SET TASK> Pull out each line in the listing below that contains the string "right".

Dataset rows>

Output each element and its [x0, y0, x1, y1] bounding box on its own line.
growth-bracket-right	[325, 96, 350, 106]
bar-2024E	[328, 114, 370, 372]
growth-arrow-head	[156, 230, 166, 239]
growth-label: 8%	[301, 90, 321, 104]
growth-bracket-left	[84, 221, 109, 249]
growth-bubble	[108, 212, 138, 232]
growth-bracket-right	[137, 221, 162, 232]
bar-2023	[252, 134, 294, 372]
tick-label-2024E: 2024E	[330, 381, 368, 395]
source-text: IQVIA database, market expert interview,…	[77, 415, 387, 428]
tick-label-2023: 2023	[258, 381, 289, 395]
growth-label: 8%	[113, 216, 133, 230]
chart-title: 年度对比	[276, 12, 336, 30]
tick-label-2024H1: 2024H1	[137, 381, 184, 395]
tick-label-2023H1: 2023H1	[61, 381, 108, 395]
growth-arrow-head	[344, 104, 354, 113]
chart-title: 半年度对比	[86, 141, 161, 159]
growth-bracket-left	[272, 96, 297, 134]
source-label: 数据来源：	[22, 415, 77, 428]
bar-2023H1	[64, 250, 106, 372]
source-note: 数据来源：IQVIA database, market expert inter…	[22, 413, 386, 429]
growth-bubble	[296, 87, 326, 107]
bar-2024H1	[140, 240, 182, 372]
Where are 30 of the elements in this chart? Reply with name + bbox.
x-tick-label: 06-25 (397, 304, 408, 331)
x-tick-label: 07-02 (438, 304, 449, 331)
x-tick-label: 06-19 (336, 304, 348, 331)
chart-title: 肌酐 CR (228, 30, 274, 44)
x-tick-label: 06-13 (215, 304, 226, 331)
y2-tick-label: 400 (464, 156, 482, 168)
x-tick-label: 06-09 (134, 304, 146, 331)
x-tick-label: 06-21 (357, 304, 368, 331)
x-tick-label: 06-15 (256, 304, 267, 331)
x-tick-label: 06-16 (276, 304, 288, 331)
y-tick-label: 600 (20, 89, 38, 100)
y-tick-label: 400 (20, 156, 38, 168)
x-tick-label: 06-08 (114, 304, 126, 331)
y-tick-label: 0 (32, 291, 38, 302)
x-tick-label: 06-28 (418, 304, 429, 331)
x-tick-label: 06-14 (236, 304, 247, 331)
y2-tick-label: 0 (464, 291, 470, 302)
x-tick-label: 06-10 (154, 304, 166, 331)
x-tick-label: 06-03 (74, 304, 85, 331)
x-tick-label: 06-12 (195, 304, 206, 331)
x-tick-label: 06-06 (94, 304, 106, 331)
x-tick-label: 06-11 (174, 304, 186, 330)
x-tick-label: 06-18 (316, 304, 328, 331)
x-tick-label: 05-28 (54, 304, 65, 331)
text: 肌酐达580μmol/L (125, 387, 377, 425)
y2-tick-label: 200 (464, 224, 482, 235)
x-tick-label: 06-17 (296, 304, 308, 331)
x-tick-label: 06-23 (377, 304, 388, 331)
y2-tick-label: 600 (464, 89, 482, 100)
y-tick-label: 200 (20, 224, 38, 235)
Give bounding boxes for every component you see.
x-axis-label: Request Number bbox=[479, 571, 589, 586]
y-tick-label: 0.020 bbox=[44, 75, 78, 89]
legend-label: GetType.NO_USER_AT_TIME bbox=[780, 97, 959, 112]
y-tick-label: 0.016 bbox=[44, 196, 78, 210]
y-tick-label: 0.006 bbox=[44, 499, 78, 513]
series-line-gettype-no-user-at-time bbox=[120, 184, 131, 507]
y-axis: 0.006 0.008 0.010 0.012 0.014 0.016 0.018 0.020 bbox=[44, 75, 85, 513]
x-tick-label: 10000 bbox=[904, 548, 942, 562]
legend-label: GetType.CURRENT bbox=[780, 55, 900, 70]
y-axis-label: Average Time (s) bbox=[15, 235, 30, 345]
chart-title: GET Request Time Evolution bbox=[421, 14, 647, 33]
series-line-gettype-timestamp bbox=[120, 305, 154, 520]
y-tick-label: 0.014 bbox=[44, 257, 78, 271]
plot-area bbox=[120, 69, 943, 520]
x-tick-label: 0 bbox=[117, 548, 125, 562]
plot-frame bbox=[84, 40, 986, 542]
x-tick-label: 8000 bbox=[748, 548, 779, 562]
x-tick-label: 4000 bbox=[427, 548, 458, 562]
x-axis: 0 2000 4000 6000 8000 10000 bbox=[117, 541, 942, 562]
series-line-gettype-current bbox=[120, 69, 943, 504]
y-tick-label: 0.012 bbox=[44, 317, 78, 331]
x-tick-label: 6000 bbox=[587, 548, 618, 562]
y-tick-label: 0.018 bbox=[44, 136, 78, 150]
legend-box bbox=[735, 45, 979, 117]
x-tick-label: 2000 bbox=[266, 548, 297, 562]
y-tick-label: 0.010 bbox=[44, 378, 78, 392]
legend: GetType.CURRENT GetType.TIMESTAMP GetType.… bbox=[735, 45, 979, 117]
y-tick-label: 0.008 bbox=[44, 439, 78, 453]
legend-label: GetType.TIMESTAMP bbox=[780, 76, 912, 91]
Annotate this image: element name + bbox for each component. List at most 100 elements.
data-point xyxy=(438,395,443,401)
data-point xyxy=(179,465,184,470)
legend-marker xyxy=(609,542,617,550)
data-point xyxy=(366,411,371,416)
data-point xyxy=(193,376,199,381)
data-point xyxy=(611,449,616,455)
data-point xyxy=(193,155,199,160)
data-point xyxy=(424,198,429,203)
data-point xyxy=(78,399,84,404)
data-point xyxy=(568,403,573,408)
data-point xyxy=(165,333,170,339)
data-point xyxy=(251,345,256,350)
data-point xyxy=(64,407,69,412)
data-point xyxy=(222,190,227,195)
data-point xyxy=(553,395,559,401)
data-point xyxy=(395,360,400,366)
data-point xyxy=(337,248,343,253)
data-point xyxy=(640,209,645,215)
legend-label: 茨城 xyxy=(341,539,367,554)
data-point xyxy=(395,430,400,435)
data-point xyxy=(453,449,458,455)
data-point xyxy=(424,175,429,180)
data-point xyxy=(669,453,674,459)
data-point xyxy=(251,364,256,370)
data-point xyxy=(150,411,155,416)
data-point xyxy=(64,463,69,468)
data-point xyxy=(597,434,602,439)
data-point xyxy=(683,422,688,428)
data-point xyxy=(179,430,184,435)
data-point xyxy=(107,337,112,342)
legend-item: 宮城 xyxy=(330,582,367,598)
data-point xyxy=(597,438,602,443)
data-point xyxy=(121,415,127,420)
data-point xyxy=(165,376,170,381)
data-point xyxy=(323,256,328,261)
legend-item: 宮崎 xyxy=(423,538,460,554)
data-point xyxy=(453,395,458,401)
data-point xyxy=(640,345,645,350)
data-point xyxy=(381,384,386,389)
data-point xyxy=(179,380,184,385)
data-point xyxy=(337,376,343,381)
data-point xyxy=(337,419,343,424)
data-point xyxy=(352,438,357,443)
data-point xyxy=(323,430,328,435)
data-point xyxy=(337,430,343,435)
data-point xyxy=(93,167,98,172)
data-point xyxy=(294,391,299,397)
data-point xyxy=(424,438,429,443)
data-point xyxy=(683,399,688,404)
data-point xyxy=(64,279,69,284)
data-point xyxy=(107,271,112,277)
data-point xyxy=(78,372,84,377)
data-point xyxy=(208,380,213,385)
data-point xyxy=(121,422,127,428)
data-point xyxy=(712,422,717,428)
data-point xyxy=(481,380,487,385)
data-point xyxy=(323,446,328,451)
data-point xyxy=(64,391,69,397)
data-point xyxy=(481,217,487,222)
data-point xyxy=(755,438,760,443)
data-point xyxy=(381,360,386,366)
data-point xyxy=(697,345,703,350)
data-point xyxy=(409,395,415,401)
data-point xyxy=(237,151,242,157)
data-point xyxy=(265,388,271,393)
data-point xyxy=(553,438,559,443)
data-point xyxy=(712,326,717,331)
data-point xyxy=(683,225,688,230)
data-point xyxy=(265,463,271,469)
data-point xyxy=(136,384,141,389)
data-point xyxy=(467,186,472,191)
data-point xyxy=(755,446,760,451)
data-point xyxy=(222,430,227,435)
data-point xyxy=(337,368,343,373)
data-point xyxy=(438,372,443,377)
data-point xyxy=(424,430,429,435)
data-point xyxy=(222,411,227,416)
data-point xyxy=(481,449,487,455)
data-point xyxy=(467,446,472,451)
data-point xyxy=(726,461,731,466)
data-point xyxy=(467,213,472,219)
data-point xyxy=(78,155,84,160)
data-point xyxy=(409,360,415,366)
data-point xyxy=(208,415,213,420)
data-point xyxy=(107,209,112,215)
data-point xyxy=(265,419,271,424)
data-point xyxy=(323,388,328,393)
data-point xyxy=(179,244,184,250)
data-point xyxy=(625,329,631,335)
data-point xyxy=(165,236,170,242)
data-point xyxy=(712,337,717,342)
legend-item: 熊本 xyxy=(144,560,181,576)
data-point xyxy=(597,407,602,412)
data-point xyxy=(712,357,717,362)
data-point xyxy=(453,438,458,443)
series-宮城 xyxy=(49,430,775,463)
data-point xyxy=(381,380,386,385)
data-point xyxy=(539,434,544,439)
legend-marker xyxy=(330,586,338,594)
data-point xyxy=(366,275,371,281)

WRITTEN RESPONSE>
growth-bracket-right	[325, 96, 350, 106]
growth-bracket-right	[137, 221, 162, 232]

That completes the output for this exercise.